▸ **Exercise instructions**
Extract all records. Keep each one exact.

▸ **Input material**
——————

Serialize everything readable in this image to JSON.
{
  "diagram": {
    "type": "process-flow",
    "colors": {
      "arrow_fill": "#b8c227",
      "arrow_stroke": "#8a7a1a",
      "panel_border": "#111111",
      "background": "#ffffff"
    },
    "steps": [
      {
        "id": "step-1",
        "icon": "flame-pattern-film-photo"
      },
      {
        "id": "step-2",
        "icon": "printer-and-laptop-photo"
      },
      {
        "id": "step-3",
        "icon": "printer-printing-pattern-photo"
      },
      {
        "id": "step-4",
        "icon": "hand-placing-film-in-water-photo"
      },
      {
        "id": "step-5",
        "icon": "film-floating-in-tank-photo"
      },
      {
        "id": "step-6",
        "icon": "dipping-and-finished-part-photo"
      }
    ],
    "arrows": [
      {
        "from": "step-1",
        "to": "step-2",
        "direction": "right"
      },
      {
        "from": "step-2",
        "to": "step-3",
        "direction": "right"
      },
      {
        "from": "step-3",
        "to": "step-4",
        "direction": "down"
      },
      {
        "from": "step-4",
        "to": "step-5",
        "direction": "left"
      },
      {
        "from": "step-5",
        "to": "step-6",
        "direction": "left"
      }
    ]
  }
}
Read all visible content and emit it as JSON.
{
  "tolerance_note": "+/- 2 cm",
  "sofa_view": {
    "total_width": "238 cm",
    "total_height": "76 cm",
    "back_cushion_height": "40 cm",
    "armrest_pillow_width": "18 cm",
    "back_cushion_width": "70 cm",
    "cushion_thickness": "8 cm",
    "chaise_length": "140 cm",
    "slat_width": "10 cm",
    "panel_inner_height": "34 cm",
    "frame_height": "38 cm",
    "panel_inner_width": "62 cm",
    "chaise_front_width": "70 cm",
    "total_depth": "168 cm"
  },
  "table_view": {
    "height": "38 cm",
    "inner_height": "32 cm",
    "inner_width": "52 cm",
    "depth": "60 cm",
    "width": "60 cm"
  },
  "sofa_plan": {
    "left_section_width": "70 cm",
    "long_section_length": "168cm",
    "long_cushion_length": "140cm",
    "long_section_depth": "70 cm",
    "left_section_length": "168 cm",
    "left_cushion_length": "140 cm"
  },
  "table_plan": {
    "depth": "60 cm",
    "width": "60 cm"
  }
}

——————

▸ **Task answer**
Serialize everything readable in this image to JSON.
{
  "diagram": {
    "type": "process-flow",
    "colors": {
      "arrow_fill": "#b8c227",
      "arrow_stroke": "#8a7a1a",
      "panel_border": "#111111",
      "background": "#ffffff"
    },
    "steps": [
      {
        "id": "step-1",
        "icon": "flame-pattern-film-photo"
      },
      {
        "id": "step-2",
        "icon": "printer-and-laptop-photo"
      },
      {
        "id": "step-3",
        "icon": "printer-printing-pattern-photo"
      },
      {
        "id": "step-4",
        "icon": "hand-placing-film-in-water-photo"
      },
      {
        "id": "step-5",
        "icon": "film-floating-in-tank-photo"
      },
      {
        "id": "step-6",
        "icon": "dipping-and-finished-part-photo"
      }
    ],
    "arrows": [
      {
        "from": "step-1",
        "to": "step-2",
        "direction": "right"
      },
      {
        "from": "step-2",
        "to": "step-3",
        "direction": "right"
      },
      {
        "from": "step-3",
        "to": "step-4",
        "direction": "down"
      },
      {
        "from": "step-4",
        "to": "step-5",
        "direction": "left"
      },
      {
        "from": "step-5",
        "to": "step-6",
        "direction": "left"
      }
    ]
  }
}
Read all visible content and emit it as JSON.
{
  "tolerance_note": "+/- 2 cm",
  "sofa_view": {
    "total_width": "238 cm",
    "total_height": "76 cm",
    "back_cushion_height": "40 cm",
    "armrest_pillow_width": "18 cm",
    "back_cushion_width": "70 cm",
    "cushion_thickness": "8 cm",
    "chaise_length": "140 cm",
    "slat_width": "10 cm",
    "panel_inner_height": "34 cm",
    "frame_height": "38 cm",
    "panel_inner_width": "62 cm",
    "chaise_front_width": "70 cm",
    "total_depth": "168 cm"
  },
  "table_view": {
    "height": "38 cm",
    "inner_height": "32 cm",
    "inner_width": "52 cm",
    "depth": "60 cm",
    "width": "60 cm"
  },
  "sofa_plan": {
    "left_section_width": "70 cm",
    "long_section_length": "168cm",
    "long_cushion_length": "140cm",
    "long_section_depth": "70 cm",
    "left_section_length": "168 cm",
    "left_cushion_length": "140 cm"
  },
  "table_plan": {
    "depth": "60 cm",
    "width": "60 cm"
  }
}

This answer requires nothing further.